Records shown:
____
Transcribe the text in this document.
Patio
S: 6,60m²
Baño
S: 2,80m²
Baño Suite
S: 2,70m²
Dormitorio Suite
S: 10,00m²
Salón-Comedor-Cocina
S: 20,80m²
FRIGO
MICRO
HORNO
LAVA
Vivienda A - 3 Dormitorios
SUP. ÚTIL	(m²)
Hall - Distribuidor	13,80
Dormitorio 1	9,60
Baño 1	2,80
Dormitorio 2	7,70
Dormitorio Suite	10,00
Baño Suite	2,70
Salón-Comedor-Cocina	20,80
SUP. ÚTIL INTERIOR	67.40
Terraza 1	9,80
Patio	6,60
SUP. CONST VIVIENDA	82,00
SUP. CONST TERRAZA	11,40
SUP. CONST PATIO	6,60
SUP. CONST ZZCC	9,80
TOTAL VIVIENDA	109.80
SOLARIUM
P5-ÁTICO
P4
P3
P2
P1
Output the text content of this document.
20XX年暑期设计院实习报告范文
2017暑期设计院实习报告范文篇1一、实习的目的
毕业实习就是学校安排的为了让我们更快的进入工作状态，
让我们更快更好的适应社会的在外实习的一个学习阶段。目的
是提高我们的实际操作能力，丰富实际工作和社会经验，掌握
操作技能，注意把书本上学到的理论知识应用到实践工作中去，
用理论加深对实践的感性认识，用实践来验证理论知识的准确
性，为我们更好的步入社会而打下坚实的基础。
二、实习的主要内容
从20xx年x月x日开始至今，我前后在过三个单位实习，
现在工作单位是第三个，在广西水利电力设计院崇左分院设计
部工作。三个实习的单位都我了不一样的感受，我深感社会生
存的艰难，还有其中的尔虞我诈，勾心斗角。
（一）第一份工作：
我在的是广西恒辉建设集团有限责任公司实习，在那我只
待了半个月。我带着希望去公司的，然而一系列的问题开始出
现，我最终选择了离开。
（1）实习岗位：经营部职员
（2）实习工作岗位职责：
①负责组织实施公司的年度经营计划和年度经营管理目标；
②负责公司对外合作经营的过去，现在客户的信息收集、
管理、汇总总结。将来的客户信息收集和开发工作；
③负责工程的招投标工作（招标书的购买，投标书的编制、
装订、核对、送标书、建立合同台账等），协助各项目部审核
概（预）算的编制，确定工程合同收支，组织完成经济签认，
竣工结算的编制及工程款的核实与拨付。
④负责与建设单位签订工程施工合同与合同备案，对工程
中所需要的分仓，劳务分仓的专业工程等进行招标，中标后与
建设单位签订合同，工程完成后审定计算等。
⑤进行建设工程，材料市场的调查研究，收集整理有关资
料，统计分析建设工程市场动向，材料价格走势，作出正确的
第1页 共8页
____
Task to carry out: Transcribe every entry exactly.

Output:
Transcribe the text in this document.
Patio
S: 6,60m²
Baño
S: 2,80m²
Baño Suite
S: 2,70m²
Dormitorio Suite
S: 10,00m²
Salón-Comedor-Cocina
S: 20,80m²
FRIGO
MICRO
HORNO
LAVA
Vivienda A - 3 Dormitorios
SUP. ÚTIL	(m²)
Hall - Distribuidor	13,80
Dormitorio 1	9,60
Baño 1	2,80
Dormitorio 2	7,70
Dormitorio Suite	10,00
Baño Suite	2,70
Salón-Comedor-Cocina	20,80
SUP. ÚTIL INTERIOR	67.40
Terraza 1	9,80
Patio	6,60
SUP. CONST VIVIENDA	82,00
SUP. CONST TERRAZA	11,40
SUP. CONST PATIO	6,60
SUP. CONST ZZCC	9,80
TOTAL VIVIENDA	109.80
SOLARIUM
P5-ÁTICO
P4
P3
P2
P1
Output the text content of this document.
20XX年暑期设计院实习报告范文
2017暑期设计院实习报告范文篇1一、实习的目的
毕业实习就是学校安排的为了让我们更快的进入工作状态，
让我们更快更好的适应社会的在外实习的一个学习阶段。目的
是提高我们的实际操作能力，丰富实际工作和社会经验，掌握
操作技能，注意把书本上学到的理论知识应用到实践工作中去，
用理论加深对实践的感性认识，用实践来验证理论知识的准确
性，为我们更好的步入社会而打下坚实的基础。
二、实习的主要内容
从20xx年x月x日开始至今，我前后在过三个单位实习，
现在工作单位是第三个，在广西水利电力设计院崇左分院设计
部工作。三个实习的单位都我了不一样的感受，我深感社会生
存的艰难，还有其中的尔虞我诈，勾心斗角。
（一）第一份工作：
我在的是广西恒辉建设集团有限责任公司实习，在那我只
待了半个月。我带着希望去公司的，然而一系列的问题开始出
现，我最终选择了离开。
（1）实习岗位：经营部职员
（2）实习工作岗位职责：
①负责组织实施公司的年度经营计划和年度经营管理目标；
②负责公司对外合作经营的过去，现在客户的信息收集、
管理、汇总总结。将来的客户信息收集和开发工作；
③负责工程的招投标工作（招标书的购买，投标书的编制、
装订、核对、送标书、建立合同台账等），协助各项目部审核
概（预）算的编制，确定工程合同收支，组织完成经济签认，
竣工结算的编制及工程款的核实与拨付。
④负责与建设单位签订工程施工合同与合同备案，对工程
中所需要的分仓，劳务分仓的专业工程等进行招标，中标后与
建设单位签订合同，工程完成后审定计算等。
⑤进行建设工程，材料市场的调查研究，收集整理有关资
料，统计分析建设工程市场动向，材料价格走势，作出正确的
第1页 共8页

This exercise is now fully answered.